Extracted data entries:
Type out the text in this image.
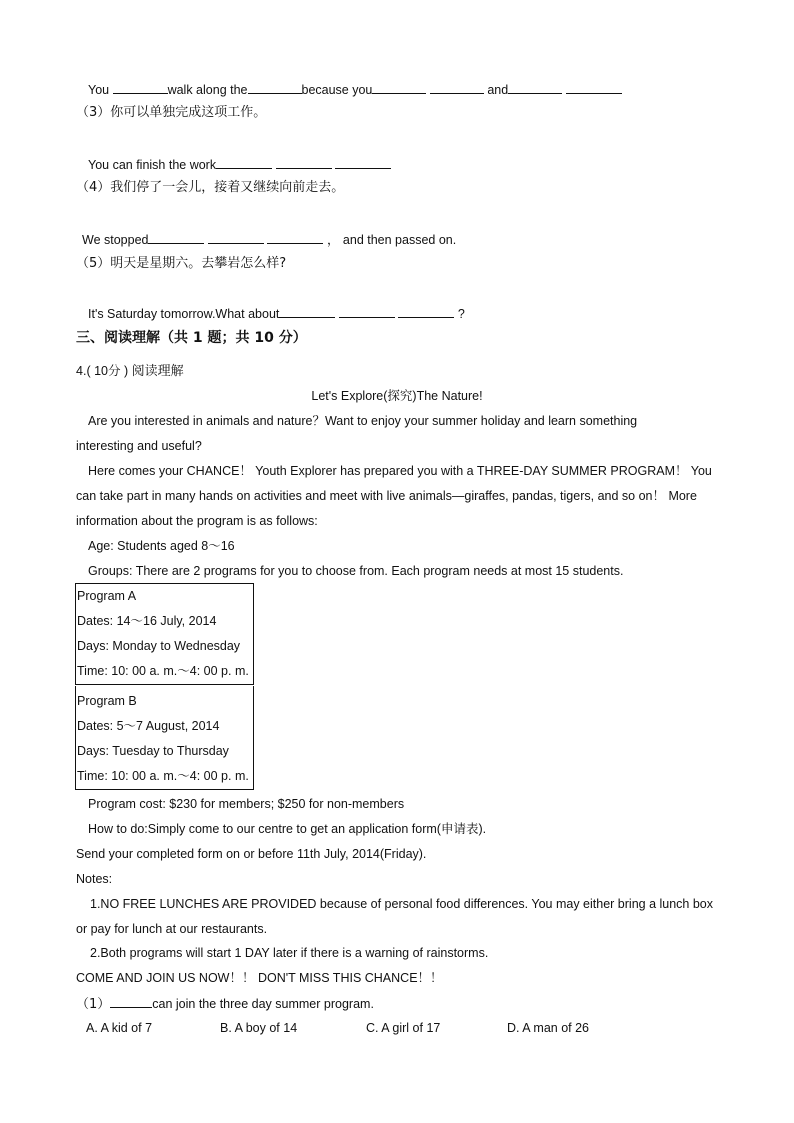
You	walk along the	because you	and
（3）你可以单独完成这项工作。
You can finish the work
（4）我们停了一会儿，接着又继续向前走去。
We stopped	， and then passed on.
（5）明天是星期六。去攀岩怎么样?
It's Saturday tomorrow.What about	?
三、阅读理解（共 1 题；共 10 分）
4.( 10分 ) 阅读理解
Let's Explore(探究)The Nature!
Are you interested in animals and nature？Want to enjoy your summer holiday and learn something
interesting and useful?
Here comes your CHANCE！ Youth Explorer has prepared you with a THREE-DAY SUMMER PROGRAM！ You
can take part in many hands on activities and meet with live animals—giraffes, pandas, tigers, and so on！ More
information about the program is as follows:
Age: Students aged 8～16
Groups: There are 2 programs for you to choose from. Each program needs at most 15 students.
Program A
Dates: 14～16 July, 2014
Days: Monday to Wednesday
Time: 10: 00 a. m.～4: 00 p. m.
Program B
Dates: 5～7 August, 2014
Days: Tuesday to Thursday
Time: 10: 00 a. m.～4: 00 p. m.
Program cost: $230 for members; $250 for non-members
How to do:Simply come to our centre to get an application form(申请表).
Send your completed form on or before 11th July, 2014(Friday).
Notes:
1.NO FREE LUNCHES ARE PROVIDED because of personal food differences. You may either bring a lunch box
or pay for lunch at our restaurants.
2.Both programs will start 1 DAY later if there is a warning of rainstorms.
COME AND JOIN US NOW！！ DON'T MISS THIS CHANCE！！
（1）	can join the three day summer program.
A. A kid of 7	B. A boy of 14	C. A girl of 17	D. A man of 26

# Written problem
Copy out all the data exactly; skip the pictures.

# Full response
Type out the text in this image.
You	walk along the	because you	and
（3）你可以单独完成这项工作。
You can finish the work
（4）我们停了一会儿，接着又继续向前走去。
We stopped	， and then passed on.
（5）明天是星期六。去攀岩怎么样?
It's Saturday tomorrow.What about	?
三、阅读理解（共 1 题；共 10 分）
4.( 10分 ) 阅读理解
Let's Explore(探究)The Nature!
Are you interested in animals and nature？Want to enjoy your summer holiday and learn something
interesting and useful?
Here comes your CHANCE！ Youth Explorer has prepared you with a THREE-DAY SUMMER PROGRAM！ You
can take part in many hands on activities and meet with live animals—giraffes, pandas, tigers, and so on！ More
information about the program is as follows:
Age: Students aged 8～16
Groups: There are 2 programs for you to choose from. Each program needs at most 15 students.
Program A
Dates: 14～16 July, 2014
Days: Monday to Wednesday
Time: 10: 00 a. m.～4: 00 p. m.
Program B
Dates: 5～7 August, 2014
Days: Tuesday to Thursday
Time: 10: 00 a. m.～4: 00 p. m.
Program cost: $230 for members; $250 for non-members
How to do:Simply come to our centre to get an application form(申请表).
Send your completed form on or before 11th July, 2014(Friday).
Notes:
1.NO FREE LUNCHES ARE PROVIDED because of personal food differences. You may either bring a lunch box
or pay for lunch at our restaurants.
2.Both programs will start 1 DAY later if there is a warning of rainstorms.
COME AND JOIN US NOW！！ DON'T MISS THIS CHANCE！！
（1）	can join the three day summer program.
A. A kid of 7	B. A boy of 14	C. A girl of 17	D. A man of 26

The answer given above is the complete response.